▸ Challenge:
Lines containing the word "Displacement" are the ones to copy from the records below.

▸ Supplied records:
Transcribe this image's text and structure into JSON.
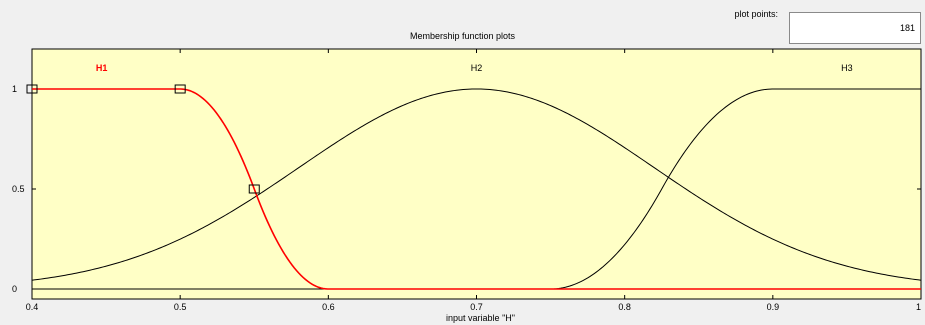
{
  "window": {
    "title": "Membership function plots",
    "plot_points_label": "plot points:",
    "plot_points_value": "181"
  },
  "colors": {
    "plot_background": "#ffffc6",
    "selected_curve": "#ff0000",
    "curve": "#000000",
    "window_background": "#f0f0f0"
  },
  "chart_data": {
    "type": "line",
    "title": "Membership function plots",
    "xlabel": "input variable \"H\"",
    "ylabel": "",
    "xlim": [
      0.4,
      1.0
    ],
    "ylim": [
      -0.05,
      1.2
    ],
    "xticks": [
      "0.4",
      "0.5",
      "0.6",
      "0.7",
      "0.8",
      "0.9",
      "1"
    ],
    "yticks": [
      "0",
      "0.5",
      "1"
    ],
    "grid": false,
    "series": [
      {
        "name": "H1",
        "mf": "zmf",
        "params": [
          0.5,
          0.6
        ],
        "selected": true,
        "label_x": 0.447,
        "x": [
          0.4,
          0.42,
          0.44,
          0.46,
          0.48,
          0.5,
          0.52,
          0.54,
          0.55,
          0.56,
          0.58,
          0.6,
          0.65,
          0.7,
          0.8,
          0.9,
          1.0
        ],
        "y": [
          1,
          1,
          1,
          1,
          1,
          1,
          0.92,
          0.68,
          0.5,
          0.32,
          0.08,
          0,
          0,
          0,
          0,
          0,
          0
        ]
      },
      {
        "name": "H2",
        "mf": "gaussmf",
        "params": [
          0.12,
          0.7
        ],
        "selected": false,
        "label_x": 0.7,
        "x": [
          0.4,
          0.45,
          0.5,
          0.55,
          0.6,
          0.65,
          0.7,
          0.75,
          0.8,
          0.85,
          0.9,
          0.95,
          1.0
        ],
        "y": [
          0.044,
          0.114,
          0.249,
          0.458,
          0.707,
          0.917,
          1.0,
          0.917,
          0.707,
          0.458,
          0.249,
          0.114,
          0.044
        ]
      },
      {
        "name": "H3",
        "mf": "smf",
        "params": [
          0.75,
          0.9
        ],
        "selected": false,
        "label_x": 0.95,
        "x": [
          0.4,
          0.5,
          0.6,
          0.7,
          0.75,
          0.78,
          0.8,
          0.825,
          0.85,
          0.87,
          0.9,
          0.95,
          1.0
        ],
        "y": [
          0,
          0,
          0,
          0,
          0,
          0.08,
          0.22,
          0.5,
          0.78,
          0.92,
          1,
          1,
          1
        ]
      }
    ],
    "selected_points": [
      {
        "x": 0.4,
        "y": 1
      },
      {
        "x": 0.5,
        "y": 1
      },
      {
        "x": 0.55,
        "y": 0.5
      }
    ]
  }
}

...

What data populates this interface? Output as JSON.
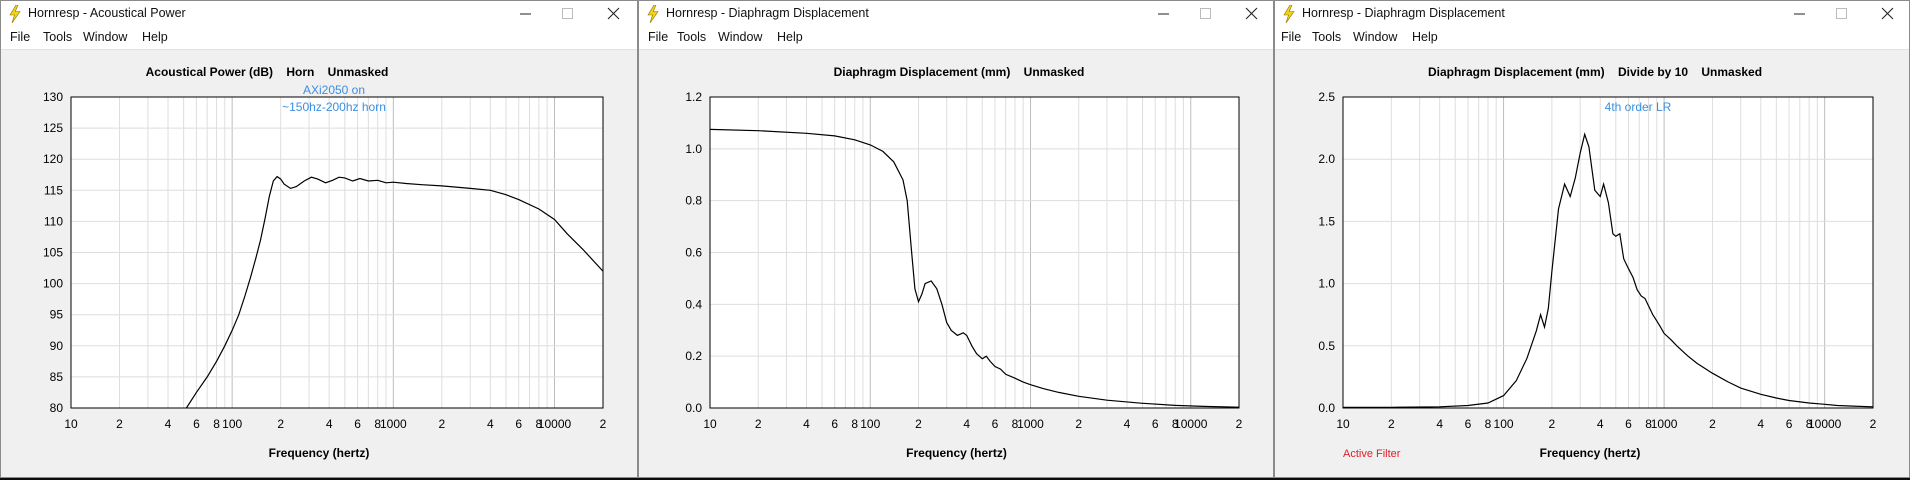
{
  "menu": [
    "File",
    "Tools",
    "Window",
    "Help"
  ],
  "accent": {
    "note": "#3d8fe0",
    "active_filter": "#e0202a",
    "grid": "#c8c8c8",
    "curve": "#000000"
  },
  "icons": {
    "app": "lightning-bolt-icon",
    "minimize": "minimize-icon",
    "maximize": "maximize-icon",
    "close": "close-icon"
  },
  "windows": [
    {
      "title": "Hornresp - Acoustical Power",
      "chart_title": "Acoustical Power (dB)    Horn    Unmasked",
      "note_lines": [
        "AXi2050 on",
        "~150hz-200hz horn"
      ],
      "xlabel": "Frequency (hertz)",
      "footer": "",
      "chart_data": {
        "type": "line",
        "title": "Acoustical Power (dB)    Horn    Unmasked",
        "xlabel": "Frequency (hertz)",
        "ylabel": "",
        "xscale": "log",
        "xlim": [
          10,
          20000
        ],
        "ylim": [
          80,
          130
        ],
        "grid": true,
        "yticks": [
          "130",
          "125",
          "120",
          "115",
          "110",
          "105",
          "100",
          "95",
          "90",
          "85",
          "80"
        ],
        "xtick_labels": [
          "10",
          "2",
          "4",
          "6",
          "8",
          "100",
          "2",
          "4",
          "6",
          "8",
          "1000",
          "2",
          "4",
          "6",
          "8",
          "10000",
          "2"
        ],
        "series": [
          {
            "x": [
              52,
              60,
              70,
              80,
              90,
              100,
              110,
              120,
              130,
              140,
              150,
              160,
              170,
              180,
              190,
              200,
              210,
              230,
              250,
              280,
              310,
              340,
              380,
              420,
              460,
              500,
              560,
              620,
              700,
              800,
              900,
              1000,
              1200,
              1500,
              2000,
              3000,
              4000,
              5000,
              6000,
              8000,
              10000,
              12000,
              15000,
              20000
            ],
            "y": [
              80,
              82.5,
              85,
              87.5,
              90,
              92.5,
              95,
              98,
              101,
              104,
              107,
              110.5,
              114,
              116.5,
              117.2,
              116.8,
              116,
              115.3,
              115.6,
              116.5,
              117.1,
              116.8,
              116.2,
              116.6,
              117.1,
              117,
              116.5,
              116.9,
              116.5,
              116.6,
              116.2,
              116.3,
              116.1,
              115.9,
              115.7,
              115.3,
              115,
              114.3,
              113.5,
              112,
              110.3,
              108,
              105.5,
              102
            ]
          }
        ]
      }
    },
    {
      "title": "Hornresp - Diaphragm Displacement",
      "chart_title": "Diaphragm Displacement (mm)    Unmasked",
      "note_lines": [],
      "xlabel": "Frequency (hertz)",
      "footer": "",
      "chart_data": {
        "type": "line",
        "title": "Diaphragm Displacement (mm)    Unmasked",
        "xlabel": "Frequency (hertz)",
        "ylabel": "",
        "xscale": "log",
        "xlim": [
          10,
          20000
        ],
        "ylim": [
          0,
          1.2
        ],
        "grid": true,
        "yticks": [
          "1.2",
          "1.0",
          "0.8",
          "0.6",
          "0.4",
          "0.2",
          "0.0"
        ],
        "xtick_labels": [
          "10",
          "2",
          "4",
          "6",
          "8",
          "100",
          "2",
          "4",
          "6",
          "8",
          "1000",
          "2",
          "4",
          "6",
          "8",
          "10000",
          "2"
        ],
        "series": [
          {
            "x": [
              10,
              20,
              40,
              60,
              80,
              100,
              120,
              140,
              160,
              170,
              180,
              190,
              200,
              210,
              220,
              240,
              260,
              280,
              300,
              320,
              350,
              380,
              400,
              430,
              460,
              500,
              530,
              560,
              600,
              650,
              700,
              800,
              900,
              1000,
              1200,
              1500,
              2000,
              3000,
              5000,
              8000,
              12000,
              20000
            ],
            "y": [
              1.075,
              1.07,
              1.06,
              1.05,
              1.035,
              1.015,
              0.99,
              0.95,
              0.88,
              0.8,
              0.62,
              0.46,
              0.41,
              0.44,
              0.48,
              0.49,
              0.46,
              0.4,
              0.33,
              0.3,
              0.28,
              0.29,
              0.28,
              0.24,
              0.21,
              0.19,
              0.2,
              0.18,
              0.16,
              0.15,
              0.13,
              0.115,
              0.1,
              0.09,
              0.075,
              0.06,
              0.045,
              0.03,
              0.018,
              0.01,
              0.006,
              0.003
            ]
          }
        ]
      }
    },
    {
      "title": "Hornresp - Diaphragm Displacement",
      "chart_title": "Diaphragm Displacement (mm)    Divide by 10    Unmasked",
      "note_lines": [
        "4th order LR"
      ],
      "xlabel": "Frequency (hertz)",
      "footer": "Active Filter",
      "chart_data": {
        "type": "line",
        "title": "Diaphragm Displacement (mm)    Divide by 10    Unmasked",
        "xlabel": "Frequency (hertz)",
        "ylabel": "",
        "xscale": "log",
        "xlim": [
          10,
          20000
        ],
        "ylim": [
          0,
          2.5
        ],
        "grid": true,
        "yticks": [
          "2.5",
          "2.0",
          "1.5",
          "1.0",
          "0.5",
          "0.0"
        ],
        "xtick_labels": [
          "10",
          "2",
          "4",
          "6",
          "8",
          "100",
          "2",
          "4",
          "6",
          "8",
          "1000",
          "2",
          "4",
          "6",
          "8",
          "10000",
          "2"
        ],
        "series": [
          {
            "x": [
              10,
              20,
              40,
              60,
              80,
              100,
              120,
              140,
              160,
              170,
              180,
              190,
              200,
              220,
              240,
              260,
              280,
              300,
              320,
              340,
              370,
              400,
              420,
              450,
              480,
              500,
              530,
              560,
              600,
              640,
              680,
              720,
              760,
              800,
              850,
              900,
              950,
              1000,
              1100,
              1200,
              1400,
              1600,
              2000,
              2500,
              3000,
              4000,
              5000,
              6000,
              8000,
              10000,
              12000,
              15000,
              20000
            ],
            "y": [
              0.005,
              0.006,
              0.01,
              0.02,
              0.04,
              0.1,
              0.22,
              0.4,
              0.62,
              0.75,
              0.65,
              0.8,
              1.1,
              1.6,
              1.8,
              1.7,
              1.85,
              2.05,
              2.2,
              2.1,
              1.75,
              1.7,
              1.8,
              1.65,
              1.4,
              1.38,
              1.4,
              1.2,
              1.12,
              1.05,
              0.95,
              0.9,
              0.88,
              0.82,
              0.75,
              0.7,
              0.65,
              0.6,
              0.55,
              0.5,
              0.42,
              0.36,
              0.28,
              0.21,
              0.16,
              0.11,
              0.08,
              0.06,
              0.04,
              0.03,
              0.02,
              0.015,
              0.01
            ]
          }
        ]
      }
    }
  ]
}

▸ Correct response:
      "title": "Hornresp - Diaphragm Displacement",
      "chart_title": "Diaphragm Displacement (mm)    Unmasked",
        "title": "Diaphragm Displacement (mm)    Unmasked",
      "title": "Hornresp - Diaphragm Displacement",
      "chart_title": "Diaphragm Displacement (mm)    Divide by 10    Unmasked",
        "title": "Diaphragm Displacement (mm)    Divide by 10    Unmasked",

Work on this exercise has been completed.